* START RECORDED DATA *

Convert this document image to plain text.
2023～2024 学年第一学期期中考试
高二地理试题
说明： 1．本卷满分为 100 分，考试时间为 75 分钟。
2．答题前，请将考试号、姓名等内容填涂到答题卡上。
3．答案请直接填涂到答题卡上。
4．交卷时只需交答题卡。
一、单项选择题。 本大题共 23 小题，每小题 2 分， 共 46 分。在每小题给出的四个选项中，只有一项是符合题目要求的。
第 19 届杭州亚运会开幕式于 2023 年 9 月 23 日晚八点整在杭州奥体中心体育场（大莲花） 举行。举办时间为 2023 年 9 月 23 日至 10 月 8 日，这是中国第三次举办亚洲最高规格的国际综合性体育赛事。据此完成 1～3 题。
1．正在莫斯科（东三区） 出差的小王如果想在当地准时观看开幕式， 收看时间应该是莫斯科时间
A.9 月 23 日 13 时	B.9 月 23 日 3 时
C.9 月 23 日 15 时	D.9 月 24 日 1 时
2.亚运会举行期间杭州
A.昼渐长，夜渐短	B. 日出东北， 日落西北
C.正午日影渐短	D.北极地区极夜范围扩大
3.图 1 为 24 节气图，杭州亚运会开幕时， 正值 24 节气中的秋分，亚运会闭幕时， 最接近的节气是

* END RECORDED DATA *

** STATED GOAL **
Give back each line above precisely as it stands.

** EXERCISE OUTPUT **
Convert this document image to plain text.
2023～2024 学年第一学期期中考试
高二地理试题
说明： 1．本卷满分为 100 分，考试时间为 75 分钟。
2．答题前，请将考试号、姓名等内容填涂到答题卡上。
3．答案请直接填涂到答题卡上。
4．交卷时只需交答题卡。
一、单项选择题。 本大题共 23 小题，每小题 2 分， 共 46 分。在每小题给出的四个选项中，只有一项是符合题目要求的。
第 19 届杭州亚运会开幕式于 2023 年 9 月 23 日晚八点整在杭州奥体中心体育场（大莲花） 举行。举办时间为 2023 年 9 月 23 日至 10 月 8 日，这是中国第三次举办亚洲最高规格的国际综合性体育赛事。据此完成 1～3 题。
1．正在莫斯科（东三区） 出差的小王如果想在当地准时观看开幕式， 收看时间应该是莫斯科时间
A.9 月 23 日 13 时	B.9 月 23 日 3 时
C.9 月 23 日 15 时	D.9 月 24 日 1 时
2.亚运会举行期间杭州
A.昼渐长，夜渐短	B. 日出东北， 日落西北
C.正午日影渐短	D.北极地区极夜范围扩大
3.图 1 为 24 节气图，杭州亚运会开幕时， 正值 24 节气中的秋分，亚运会闭幕时， 最接近的节气是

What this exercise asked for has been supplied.